>> Start

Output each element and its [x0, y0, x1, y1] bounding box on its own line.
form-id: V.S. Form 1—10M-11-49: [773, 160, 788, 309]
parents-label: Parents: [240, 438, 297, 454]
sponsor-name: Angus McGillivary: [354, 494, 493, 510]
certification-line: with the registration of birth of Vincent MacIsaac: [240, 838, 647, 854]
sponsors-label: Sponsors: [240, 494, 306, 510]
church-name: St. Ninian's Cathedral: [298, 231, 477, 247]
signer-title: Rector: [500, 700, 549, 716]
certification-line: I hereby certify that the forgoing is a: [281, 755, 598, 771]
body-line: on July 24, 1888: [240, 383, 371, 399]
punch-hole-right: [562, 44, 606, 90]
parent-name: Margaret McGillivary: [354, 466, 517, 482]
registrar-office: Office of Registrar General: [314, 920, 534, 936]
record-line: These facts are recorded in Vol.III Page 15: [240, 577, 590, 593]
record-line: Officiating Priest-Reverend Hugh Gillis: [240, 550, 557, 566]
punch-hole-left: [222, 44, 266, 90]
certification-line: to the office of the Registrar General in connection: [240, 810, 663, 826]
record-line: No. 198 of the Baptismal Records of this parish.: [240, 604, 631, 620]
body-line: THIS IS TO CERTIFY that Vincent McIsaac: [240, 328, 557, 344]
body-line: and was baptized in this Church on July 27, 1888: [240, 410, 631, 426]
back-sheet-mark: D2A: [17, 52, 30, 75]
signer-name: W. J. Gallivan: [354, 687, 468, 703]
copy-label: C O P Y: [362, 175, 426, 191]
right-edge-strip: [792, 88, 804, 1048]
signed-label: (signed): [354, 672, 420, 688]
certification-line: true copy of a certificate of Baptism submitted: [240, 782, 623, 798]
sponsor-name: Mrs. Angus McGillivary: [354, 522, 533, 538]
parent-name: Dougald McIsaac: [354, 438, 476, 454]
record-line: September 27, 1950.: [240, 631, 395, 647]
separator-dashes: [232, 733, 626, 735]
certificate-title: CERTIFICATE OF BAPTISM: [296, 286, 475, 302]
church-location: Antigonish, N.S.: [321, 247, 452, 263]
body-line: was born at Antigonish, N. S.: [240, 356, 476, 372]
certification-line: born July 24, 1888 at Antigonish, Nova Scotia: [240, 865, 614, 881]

>> End

▶ _Problem to work on_:
Return every line of the records above without changing a single character.

▶ _Finished answer_:
Output each element and its [x0, y0, x1, y1] bounding box on its own line.
form-id: V.S. Form 1—10M-11-49: [773, 160, 788, 309]
parents-label: Parents: [240, 438, 297, 454]
sponsor-name: Angus McGillivary: [354, 494, 493, 510]
certification-line: with the registration of birth of Vincent MacIsaac: [240, 838, 647, 854]
sponsors-label: Sponsors: [240, 494, 306, 510]
church-name: St. Ninian's Cathedral: [298, 231, 477, 247]
signer-title: Rector: [500, 700, 549, 716]
certification-line: I hereby certify that the forgoing is a: [281, 755, 598, 771]
body-line: on July 24, 1888: [240, 383, 371, 399]
punch-hole-right: [562, 44, 606, 90]
parent-name: Margaret McGillivary: [354, 466, 517, 482]
registrar-office: Office of Registrar General: [314, 920, 534, 936]
record-line: These facts are recorded in Vol.III Page 15: [240, 577, 590, 593]
record-line: Officiating Priest-Reverend Hugh Gillis: [240, 550, 557, 566]
punch-hole-left: [222, 44, 266, 90]
certification-line: to the office of the Registrar General in connection: [240, 810, 663, 826]
record-line: No. 198 of the Baptismal Records of this parish.: [240, 604, 631, 620]
body-line: THIS IS TO CERTIFY that Vincent McIsaac: [240, 328, 557, 344]
body-line: and was baptized in this Church on July 27, 1888: [240, 410, 631, 426]
back-sheet-mark: D2A: [17, 52, 30, 75]
signer-name: W. J. Gallivan: [354, 687, 468, 703]
copy-label: C O P Y: [362, 175, 426, 191]
right-edge-strip: [792, 88, 804, 1048]
signed-label: (signed): [354, 672, 420, 688]
certification-line: true copy of a certificate of Baptism submitted: [240, 782, 623, 798]
sponsor-name: Mrs. Angus McGillivary: [354, 522, 533, 538]
parent-name: Dougald McIsaac: [354, 438, 476, 454]
record-line: September 27, 1950.: [240, 631, 395, 647]
separator-dashes: [232, 733, 626, 735]
certificate-title: CERTIFICATE OF BAPTISM: [296, 286, 475, 302]
church-location: Antigonish, N.S.: [321, 247, 452, 263]
body-line: was born at Antigonish, N. S.: [240, 356, 476, 372]
certification-line: born July 24, 1888 at Antigonish, Nova Scotia: [240, 865, 614, 881]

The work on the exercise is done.